__Provided entries__:
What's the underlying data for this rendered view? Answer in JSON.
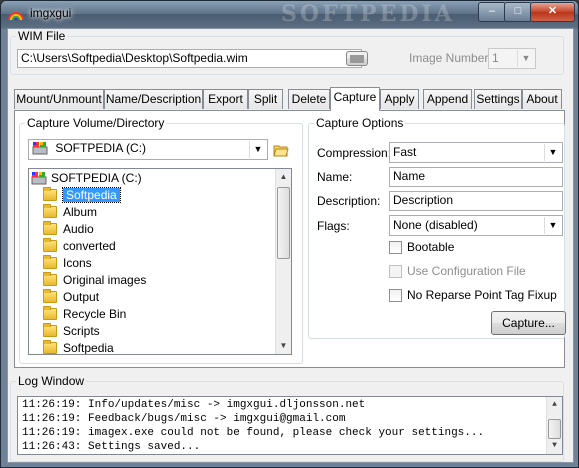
{
  "window": {
    "title": "imgxgui",
    "watermark": "SOFTPEDIA",
    "controls": {
      "minimize": "–",
      "maximize": "□",
      "close": "✕"
    }
  },
  "wim_file": {
    "label": "WIM File",
    "path": "C:\\Users\\Softpedia\\Desktop\\Softpedia.wim",
    "image_number_label": "Image Number:",
    "image_number": "1"
  },
  "tabs": [
    {
      "label": "Mount/Unmount"
    },
    {
      "label": "Name/Description"
    },
    {
      "label": "Export"
    },
    {
      "label": "Split"
    },
    {
      "label": "Delete"
    },
    {
      "label": "Capture",
      "active": true
    },
    {
      "label": "Apply"
    },
    {
      "label": "Append"
    },
    {
      "label": "Settings"
    },
    {
      "label": "About"
    }
  ],
  "capture_volume": {
    "label": "Capture Volume/Directory",
    "drive_selected": "SOFTPEDIA (C:)",
    "tree_root": "SOFTPEDIA (C:)",
    "tree_items": [
      "Softpedia",
      "Album",
      "Audio",
      "converted",
      "Icons",
      "Original images",
      "Output",
      "Recycle Bin",
      "Scripts",
      "Softpedia"
    ],
    "selected_index": 0
  },
  "capture_options": {
    "label": "Capture Options",
    "compression_label": "Compression:",
    "compression_value": "Fast",
    "name_label": "Name:",
    "name_value": "Name",
    "description_label": "Description:",
    "description_value": "Description",
    "flags_label": "Flags:",
    "flags_value": "None (disabled)",
    "bootable_label": "Bootable",
    "use_config_label": "Use Configuration File",
    "no_reparse_label": "No Reparse Point Tag Fixup",
    "capture_button": "Capture..."
  },
  "log": {
    "label": "Log Window",
    "lines": [
      "11:26:19: Info/updates/misc -> imgxgui.dljonsson.net",
      "11:26:19: Feedback/bugs/misc -> imgxgui@gmail.com",
      "11:26:19: imagex.exe could not be found, please check your settings...",
      "11:26:43: Settings saved..."
    ]
  },
  "colors": {
    "selection": "#3399ff",
    "title_bar": "#5e7287",
    "close_button": "#c4442a"
  }
}
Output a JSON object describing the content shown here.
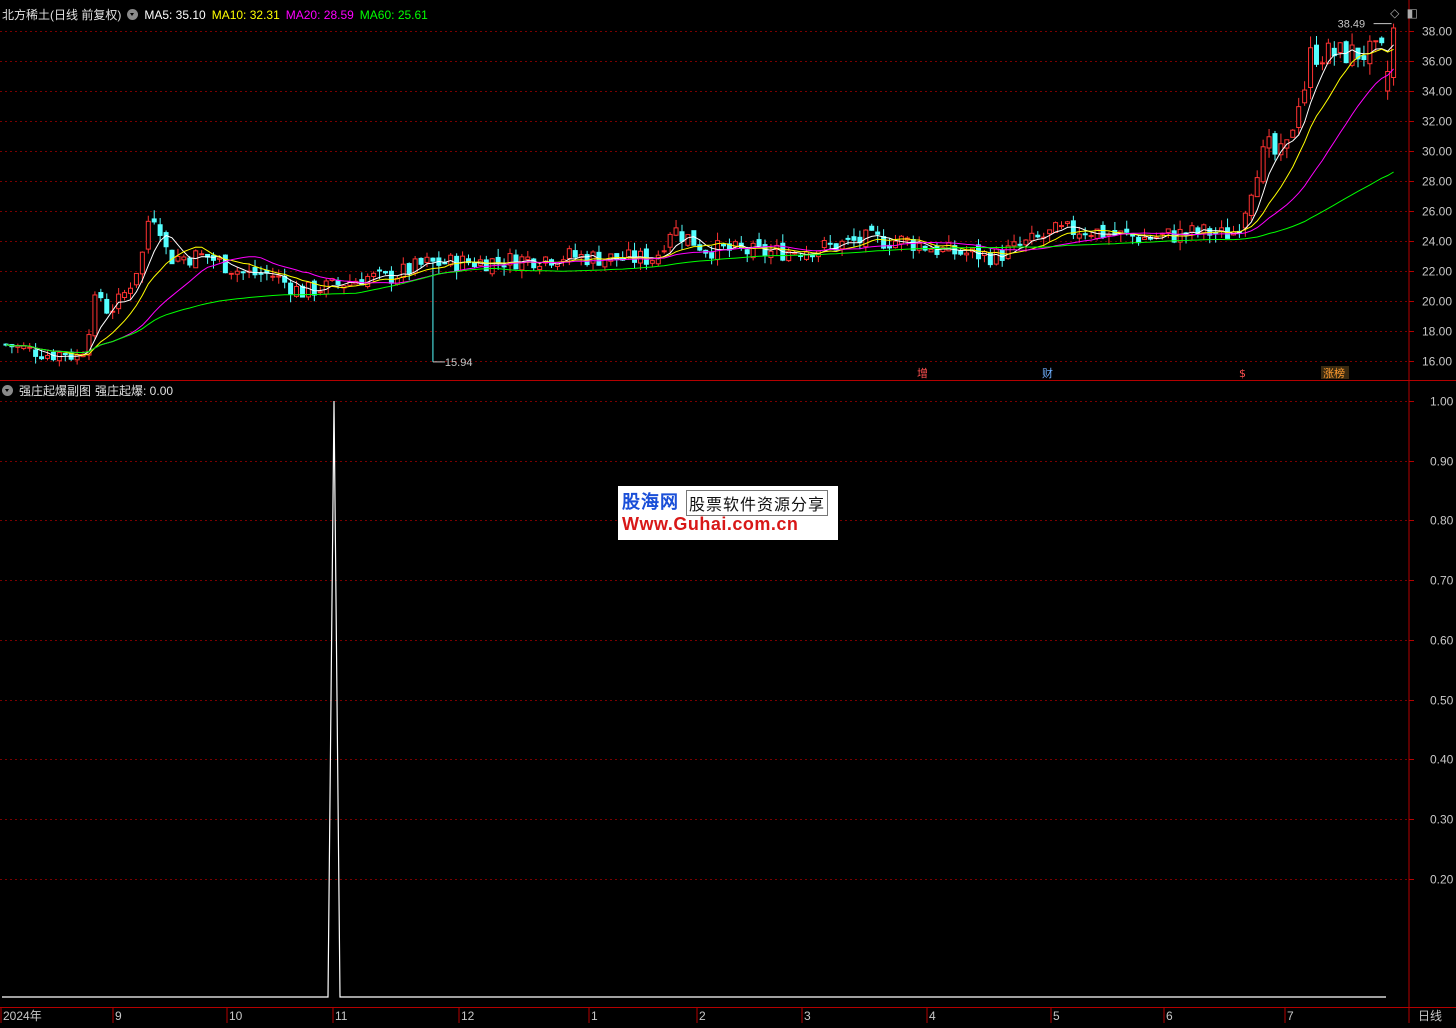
{
  "header": {
    "title": "北方稀土(日线 前复权)",
    "ma5": "MA5: 35.10",
    "ma10": "MA10: 32.31",
    "ma20": "MA20: 28.59",
    "ma60": "MA60: 25.61"
  },
  "colors": {
    "up": "#ff3232",
    "down": "#54ffff",
    "ma5": "#ffffff",
    "ma10": "#ffff00",
    "ma20": "#ff00ff",
    "ma60": "#00ff00",
    "grid": "#7a0000",
    "axis": "#b40000"
  },
  "price_axis": {
    "ticks": [
      "38.00",
      "36.00",
      "34.00",
      "32.00",
      "30.00",
      "28.00",
      "26.00",
      "24.00",
      "22.00",
      "20.00",
      "18.00",
      "16.00"
    ],
    "high_label": "38.49",
    "low_label": "15.94"
  },
  "events": [
    {
      "label": "增",
      "color": "#ff5050"
    },
    {
      "label": "财",
      "color": "#6fb0ff"
    },
    {
      "label": "$",
      "color": "#ff5050"
    },
    {
      "label": "涨榜",
      "color": "#ff9b2f"
    }
  ],
  "sub_panel": {
    "title": "强庄起爆副图",
    "indicator": "强庄起爆: 0.00",
    "ticks": [
      "1.00",
      "0.90",
      "0.80",
      "0.70",
      "0.60",
      "0.50",
      "0.40",
      "0.30",
      "0.20"
    ],
    "spike_value": 1.0
  },
  "time_axis": {
    "labels": [
      "2024年",
      "9",
      "10",
      "11",
      "12",
      "1",
      "2",
      "3",
      "4",
      "5",
      "6",
      "7"
    ]
  },
  "period_label": "日线",
  "watermark": {
    "brand": "股海网",
    "slogan": "股票软件资源分享",
    "url": "Www.Guhai.com.cn"
  }
}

__Task objective__: Copy out all of the material exactly as written, without its pictures.

__Response to this exercise__:
What's the underlying data for this rendered view? Answer in JSON.
{
  "window": {
    "title": "imgxgui",
    "watermark": "SOFTPEDIA",
    "controls": {
      "minimize": "–",
      "maximize": "□",
      "close": "✕"
    }
  },
  "wim_file": {
    "label": "WIM File",
    "path": "C:\\Users\\Softpedia\\Desktop\\Softpedia.wim",
    "image_number_label": "Image Number:",
    "image_number": "1"
  },
  "tabs": [
    {
      "label": "Mount/Unmount"
    },
    {
      "label": "Name/Description"
    },
    {
      "label": "Export"
    },
    {
      "label": "Split"
    },
    {
      "label": "Delete"
    },
    {
      "label": "Capture",
      "active": true
    },
    {
      "label": "Apply"
    },
    {
      "label": "Append"
    },
    {
      "label": "Settings"
    },
    {
      "label": "About"
    }
  ],
  "capture_volume": {
    "label": "Capture Volume/Directory",
    "drive_selected": "SOFTPEDIA (C:)",
    "tree_root": "SOFTPEDIA (C:)",
    "tree_items": [
      "Softpedia",
      "Album",
      "Audio",
      "converted",
      "Icons",
      "Original images",
      "Output",
      "Recycle Bin",
      "Scripts",
      "Softpedia"
    ],
    "selected_index": 0
  },
  "capture_options": {
    "label": "Capture Options",
    "compression_label": "Compression:",
    "compression_value": "Fast",
    "name_label": "Name:",
    "name_value": "Name",
    "description_label": "Description:",
    "description_value": "Description",
    "flags_label": "Flags:",
    "flags_value": "None (disabled)",
    "bootable_label": "Bootable",
    "use_config_label": "Use Configuration File",
    "no_reparse_label": "No Reparse Point Tag Fixup",
    "capture_button": "Capture..."
  },
  "log": {
    "label": "Log Window",
    "lines": [
      "11:26:19: Info/updates/misc -> imgxgui.dljonsson.net",
      "11:26:19: Feedback/bugs/misc -> imgxgui@gmail.com",
      "11:26:19: imagex.exe could not be found, please check your settings...",
      "11:26:43: Settings saved..."
    ]
  },
  "colors": {
    "selection": "#3399ff",
    "title_bar": "#5e7287",
    "close_button": "#c4442a"
  }
}
Output a JSON object describing the content shown here.
{
  "header": {
    "title": "北方稀土(日线 前复权)",
    "ma5": "MA5: 35.10",
    "ma10": "MA10: 32.31",
    "ma20": "MA20: 28.59",
    "ma60": "MA60: 25.61"
  },
  "colors": {
    "up": "#ff3232",
    "down": "#54ffff",
    "ma5": "#ffffff",
    "ma10": "#ffff00",
    "ma20": "#ff00ff",
    "ma60": "#00ff00",
    "grid": "#7a0000",
    "axis": "#b40000"
  },
  "price_axis": {
    "ticks": [
      "38.00",
      "36.00",
      "34.00",
      "32.00",
      "30.00",
      "28.00",
      "26.00",
      "24.00",
      "22.00",
      "20.00",
      "18.00",
      "16.00"
    ],
    "high_label": "38.49",
    "low_label": "15.94"
  },
  "events": [
    {
      "label": "增",
      "color": "#ff5050"
    },
    {
      "label": "财",
      "color": "#6fb0ff"
    },
    {
      "label": "$",
      "color": "#ff5050"
    },
    {
      "label": "涨榜",
      "color": "#ff9b2f"
    }
  ],
  "sub_panel": {
    "title": "强庄起爆副图",
    "indicator": "强庄起爆: 0.00",
    "ticks": [
      "1.00",
      "0.90",
      "0.80",
      "0.70",
      "0.60",
      "0.50",
      "0.40",
      "0.30",
      "0.20"
    ],
    "spike_value": 1.0
  },
  "time_axis": {
    "labels": [
      "2024年",
      "9",
      "10",
      "11",
      "12",
      "1",
      "2",
      "3",
      "4",
      "5",
      "6",
      "7"
    ]
  },
  "period_label": "日线",
  "watermark": {
    "brand": "股海网",
    "slogan": "股票软件资源分享",
    "url": "Www.Guhai.com.cn"
  }
}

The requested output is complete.